(Data records)
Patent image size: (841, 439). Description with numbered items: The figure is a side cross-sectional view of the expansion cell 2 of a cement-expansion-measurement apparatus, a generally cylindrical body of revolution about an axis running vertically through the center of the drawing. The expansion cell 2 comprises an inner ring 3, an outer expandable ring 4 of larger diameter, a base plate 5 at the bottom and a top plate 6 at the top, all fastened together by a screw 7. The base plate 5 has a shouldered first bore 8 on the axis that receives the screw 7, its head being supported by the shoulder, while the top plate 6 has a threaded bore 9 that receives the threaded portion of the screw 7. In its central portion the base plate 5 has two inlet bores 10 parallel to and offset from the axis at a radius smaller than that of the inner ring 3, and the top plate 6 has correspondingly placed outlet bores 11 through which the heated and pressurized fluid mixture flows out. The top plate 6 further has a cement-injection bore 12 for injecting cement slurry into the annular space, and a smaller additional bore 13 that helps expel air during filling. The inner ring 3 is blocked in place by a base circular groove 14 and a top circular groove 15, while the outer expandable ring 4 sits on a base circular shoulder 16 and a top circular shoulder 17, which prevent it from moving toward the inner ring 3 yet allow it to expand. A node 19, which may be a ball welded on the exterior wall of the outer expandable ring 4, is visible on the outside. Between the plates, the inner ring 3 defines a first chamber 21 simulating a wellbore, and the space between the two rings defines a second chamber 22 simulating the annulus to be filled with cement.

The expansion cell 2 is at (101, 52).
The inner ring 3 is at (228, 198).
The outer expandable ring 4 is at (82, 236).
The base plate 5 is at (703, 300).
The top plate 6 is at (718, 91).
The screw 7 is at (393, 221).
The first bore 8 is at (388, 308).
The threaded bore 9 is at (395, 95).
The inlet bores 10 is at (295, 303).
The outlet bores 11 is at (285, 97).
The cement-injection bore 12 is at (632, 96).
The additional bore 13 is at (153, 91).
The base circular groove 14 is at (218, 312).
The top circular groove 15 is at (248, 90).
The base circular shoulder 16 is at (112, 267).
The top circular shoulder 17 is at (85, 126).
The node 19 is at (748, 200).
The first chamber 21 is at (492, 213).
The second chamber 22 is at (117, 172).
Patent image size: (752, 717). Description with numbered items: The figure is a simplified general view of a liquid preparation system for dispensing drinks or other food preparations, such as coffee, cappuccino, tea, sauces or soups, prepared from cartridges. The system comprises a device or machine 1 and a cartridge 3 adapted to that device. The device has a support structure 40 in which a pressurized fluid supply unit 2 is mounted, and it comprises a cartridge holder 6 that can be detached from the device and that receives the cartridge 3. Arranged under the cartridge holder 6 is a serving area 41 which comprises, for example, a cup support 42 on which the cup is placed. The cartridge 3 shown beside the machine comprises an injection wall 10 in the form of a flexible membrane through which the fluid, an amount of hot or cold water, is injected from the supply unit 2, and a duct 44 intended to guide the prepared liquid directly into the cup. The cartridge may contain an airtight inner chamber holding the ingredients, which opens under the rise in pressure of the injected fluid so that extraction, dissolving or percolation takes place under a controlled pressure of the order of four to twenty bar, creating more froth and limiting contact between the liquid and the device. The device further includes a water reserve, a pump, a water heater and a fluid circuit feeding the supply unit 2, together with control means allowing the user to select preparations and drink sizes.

* [Set exercise]:
Reproduce every line above with no changes.

* [Task result]:
Patent image size: (841, 439). Description with numbered items: The figure is a side cross-sectional view of the expansion cell 2 of a cement-expansion-measurement apparatus, a generally cylindrical body of revolution about an axis running vertically through the center of the drawing. The expansion cell 2 comprises an inner ring 3, an outer expandable ring 4 of larger diameter, a base plate 5 at the bottom and a top plate 6 at the top, all fastened together by a screw 7. The base plate 5 has a shouldered first bore 8 on the axis that receives the screw 7, its head being supported by the shoulder, while the top plate 6 has a threaded bore 9 that receives the threaded portion of the screw 7. In its central portion the base plate 5 has two inlet bores 10 parallel to and offset from the axis at a radius smaller than that of the inner ring 3, and the top plate 6 has correspondingly placed outlet bores 11 through which the heated and pressurized fluid mixture flows out. The top plate 6 further has a cement-injection bore 12 for injecting cement slurry into the annular space, and a smaller additional bore 13 that helps expel air during filling. The inner ring 3 is blocked in place by a base circular groove 14 and a top circular groove 15, while the outer expandable ring 4 sits on a base circular shoulder 16 and a top circular shoulder 17, which prevent it from moving toward the inner ring 3 yet allow it to expand. A node 19, which may be a ball welded on the exterior wall of the outer expandable ring 4, is visible on the outside. Between the plates, the inner ring 3 defines a first chamber 21 simulating a wellbore, and the space between the two rings defines a second chamber 22 simulating the annulus to be filled with cement.

The expansion cell 2 is at (101, 52).
The inner ring 3 is at (228, 198).
The outer expandable ring 4 is at (82, 236).
The base plate 5 is at (703, 300).
The top plate 6 is at (718, 91).
The screw 7 is at (393, 221).
The first bore 8 is at (388, 308).
The threaded bore 9 is at (395, 95).
The inlet bores 10 is at (295, 303).
The outlet bores 11 is at (285, 97).
The cement-injection bore 12 is at (632, 96).
The additional bore 13 is at (153, 91).
The base circular groove 14 is at (218, 312).
The top circular groove 15 is at (248, 90).
The base circular shoulder 16 is at (112, 267).
The top circular shoulder 17 is at (85, 126).
The node 19 is at (748, 200).
The first chamber 21 is at (492, 213).
The second chamber 22 is at (117, 172).
Patent image size: (752, 717). Description with numbered items: The figure is a simplified general view of a liquid preparation system for dispensing drinks or other food preparations, such as coffee, cappuccino, tea, sauces or soups, prepared from cartridges. The system comprises a device or machine 1 and a cartridge 3 adapted to that device. The device has a support structure 40 in which a pressurized fluid supply unit 2 is mounted, and it comprises a cartridge holder 6 that can be detached from the device and that receives the cartridge 3. Arranged under the cartridge holder 6 is a serving area 41 which comprises, for example, a cup support 42 on which the cup is placed. The cartridge 3 shown beside the machine comprises an injection wall 10 in the form of a flexible membrane through which the fluid, an amount of hot or cold water, is injected from the supply unit 2, and a duct 44 intended to guide the prepared liquid directly into the cup. The cartridge may contain an airtight inner chamber holding the ingredients, which opens under the rise in pressure of the injected fluid so that extraction, dissolving or percolation takes place under a controlled pressure of the order of four to twenty bar, creating more froth and limiting contact between the liquid and the device. The device further includes a water reserve, a pump, a water heater and a fluid circuit feeding the supply unit 2, together with control means allowing the user to select preparations and drink sizes.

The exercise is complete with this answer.